* Start Entries supplied *

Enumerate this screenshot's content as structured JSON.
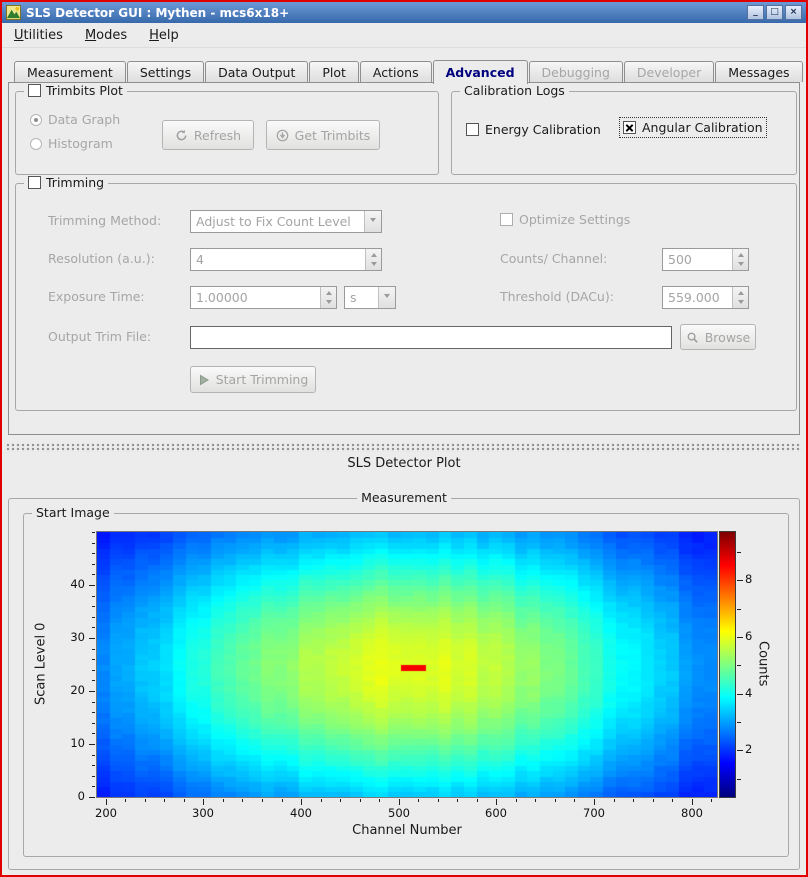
{
  "colors": {
    "window_border": "#e00000",
    "titlebar_top": "#6d9ad6",
    "titlebar_bottom": "#3668ab",
    "selected_tab_text": "#00007f",
    "background": "#ececec"
  },
  "window": {
    "title": "SLS Detector GUI : Mythen - mcs6x18+",
    "buttons": {
      "minimize": "_",
      "maximize": "□",
      "close": "×"
    }
  },
  "menu": {
    "items": [
      {
        "label": "Utilities",
        "underline": 0
      },
      {
        "label": "Modes",
        "underline": 0
      },
      {
        "label": "Help",
        "underline": 0
      }
    ]
  },
  "tabs": [
    {
      "label": "Measurement",
      "state": "normal"
    },
    {
      "label": "Settings",
      "state": "normal"
    },
    {
      "label": "Data Output",
      "state": "normal"
    },
    {
      "label": "Plot",
      "state": "normal"
    },
    {
      "label": "Actions",
      "state": "normal"
    },
    {
      "label": "Advanced",
      "state": "selected"
    },
    {
      "label": "Debugging",
      "state": "disabled"
    },
    {
      "label": "Developer",
      "state": "disabled"
    },
    {
      "label": "Messages",
      "state": "normal"
    }
  ],
  "trimbits_plot": {
    "title": "Trimbits Plot",
    "enabled": false,
    "data_graph_label": "Data Graph",
    "data_graph_selected": true,
    "histogram_label": "Histogram",
    "histogram_selected": false,
    "refresh_label": "Refresh",
    "get_trimbits_label": "Get Trimbits"
  },
  "calibration_logs": {
    "title": "Calibration Logs",
    "energy_label": "Energy Calibration",
    "energy_checked": false,
    "angular_label": "Angular Calibration",
    "angular_checked": true
  },
  "trimming": {
    "title": "Trimming",
    "enabled": false,
    "method_label": "Trimming Method:",
    "method_value": "Adjust to Fix Count Level",
    "optimize_label": "Optimize Settings",
    "optimize_checked": false,
    "resolution_label": "Resolution (a.u.):",
    "resolution_value": "4",
    "counts_label": "Counts/ Channel:",
    "counts_value": "500",
    "exposure_label": "Exposure Time:",
    "exposure_value": "1.00000",
    "exposure_unit": "s",
    "threshold_label": "Threshold (DACu):",
    "threshold_value": "559.000",
    "output_label": "Output Trim File:",
    "output_value": "",
    "browse_label": "Browse",
    "start_label": "Start Trimming"
  },
  "plot_dock": {
    "title": "SLS Detector Plot"
  },
  "measurement": {
    "title": "Measurement"
  },
  "start_image": {
    "title": "Start Image"
  },
  "chart_data": {
    "type": "heatmap",
    "xlabel": "Channel Number",
    "ylabel": "Scan Level 0",
    "colorbar_label": "Counts",
    "colormap": "jet",
    "x_range": [
      191,
      826
    ],
    "y_range": [
      0,
      50
    ],
    "value_range": [
      0.35,
      9.7
    ],
    "x_ticks": [
      200,
      300,
      400,
      500,
      600,
      700,
      800
    ],
    "x_minor_step": 20,
    "y_ticks": [
      0,
      10,
      20,
      30,
      40
    ],
    "y_minor_step": 2,
    "colorbar_ticks": [
      2,
      4,
      6,
      8
    ],
    "colorbar_minor_step": 1,
    "grid": {
      "cols": 49,
      "rows": 50
    },
    "model": {
      "type": "gaussian-peak",
      "base": 0.75,
      "amplitude": 5.2,
      "center_col": 24,
      "center_row": 24,
      "sigma_cols": 17.5,
      "sigma_rows": 21,
      "hotspot": {
        "cols": [
          24,
          25
        ],
        "row": 24,
        "value": 8.6
      }
    }
  }
}
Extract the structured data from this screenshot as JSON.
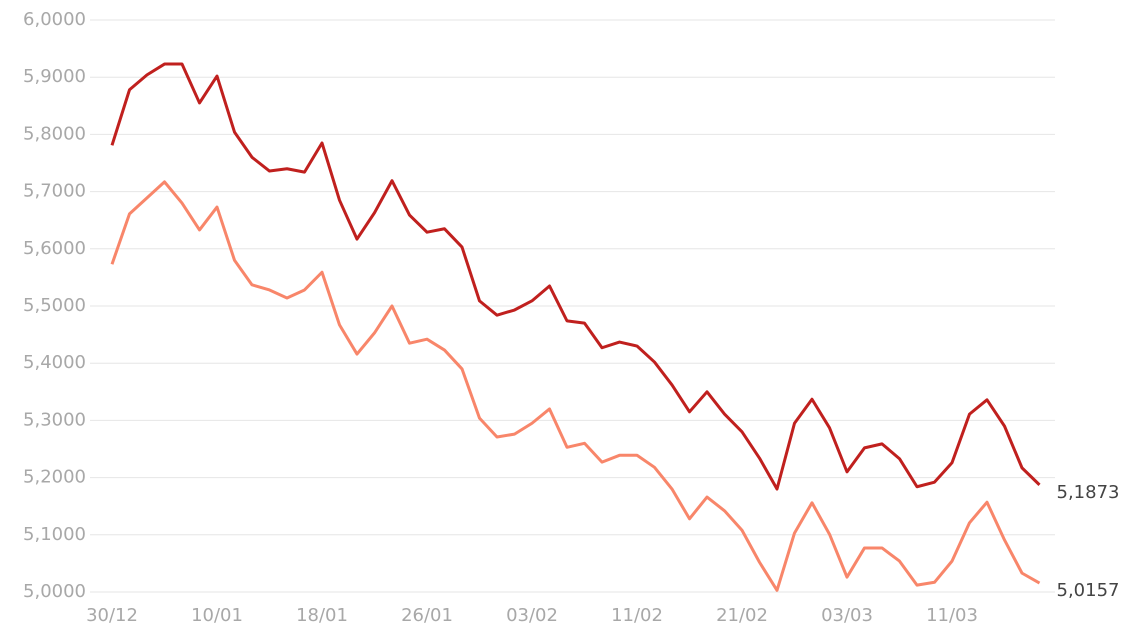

* End Entries supplied *

- Work instructions
Omit every picture, and otherwise quote the entries exactly.

- Expected answer
Enumerate this screenshot's content as structured JSON.
{
  "colors": {
    "window_border": "#e00000",
    "titlebar_top": "#6d9ad6",
    "titlebar_bottom": "#3668ab",
    "selected_tab_text": "#00007f",
    "background": "#ececec"
  },
  "window": {
    "title": "SLS Detector GUI : Mythen - mcs6x18+",
    "buttons": {
      "minimize": "_",
      "maximize": "□",
      "close": "×"
    }
  },
  "menu": {
    "items": [
      {
        "label": "Utilities",
        "underline": 0
      },
      {
        "label": "Modes",
        "underline": 0
      },
      {
        "label": "Help",
        "underline": 0
      }
    ]
  },
  "tabs": [
    {
      "label": "Measurement",
      "state": "normal"
    },
    {
      "label": "Settings",
      "state": "normal"
    },
    {
      "label": "Data Output",
      "state": "normal"
    },
    {
      "label": "Plot",
      "state": "normal"
    },
    {
      "label": "Actions",
      "state": "normal"
    },
    {
      "label": "Advanced",
      "state": "selected"
    },
    {
      "label": "Debugging",
      "state": "disabled"
    },
    {
      "label": "Developer",
      "state": "disabled"
    },
    {
      "label": "Messages",
      "state": "normal"
    }
  ],
  "trimbits_plot": {
    "title": "Trimbits Plot",
    "enabled": false,
    "data_graph_label": "Data Graph",
    "data_graph_selected": true,
    "histogram_label": "Histogram",
    "histogram_selected": false,
    "refresh_label": "Refresh",
    "get_trimbits_label": "Get Trimbits"
  },
  "calibration_logs": {
    "title": "Calibration Logs",
    "energy_label": "Energy Calibration",
    "energy_checked": false,
    "angular_label": "Angular Calibration",
    "angular_checked": true
  },
  "trimming": {
    "title": "Trimming",
    "enabled": false,
    "method_label": "Trimming Method:",
    "method_value": "Adjust to Fix Count Level",
    "optimize_label": "Optimize Settings",
    "optimize_checked": false,
    "resolution_label": "Resolution (a.u.):",
    "resolution_value": "4",
    "counts_label": "Counts/ Channel:",
    "counts_value": "500",
    "exposure_label": "Exposure Time:",
    "exposure_value": "1.00000",
    "exposure_unit": "s",
    "threshold_label": "Threshold (DACu):",
    "threshold_value": "559.000",
    "output_label": "Output Trim File:",
    "output_value": "",
    "browse_label": "Browse",
    "start_label": "Start Trimming"
  },
  "plot_dock": {
    "title": "SLS Detector Plot"
  },
  "measurement": {
    "title": "Measurement"
  },
  "start_image": {
    "title": "Start Image"
  },
  "chart_data": {
    "type": "heatmap",
    "xlabel": "Channel Number",
    "ylabel": "Scan Level 0",
    "colorbar_label": "Counts",
    "colormap": "jet",
    "x_range": [
      191,
      826
    ],
    "y_range": [
      0,
      50
    ],
    "value_range": [
      0.35,
      9.7
    ],
    "x_ticks": [
      200,
      300,
      400,
      500,
      600,
      700,
      800
    ],
    "x_minor_step": 20,
    "y_ticks": [
      0,
      10,
      20,
      30,
      40
    ],
    "y_minor_step": 2,
    "colorbar_ticks": [
      2,
      4,
      6,
      8
    ],
    "colorbar_minor_step": 1,
    "grid": {
      "cols": 49,
      "rows": 50
    },
    "model": {
      "type": "gaussian-peak",
      "base": 0.75,
      "amplitude": 5.2,
      "center_col": 24,
      "center_row": 24,
      "sigma_cols": 17.5,
      "sigma_rows": 21,
      "hotspot": {
        "cols": [
          24,
          25
        ],
        "row": 24,
        "value": 8.6
      }
    }
  }
}
Extract the structured data from this screenshot as JSON.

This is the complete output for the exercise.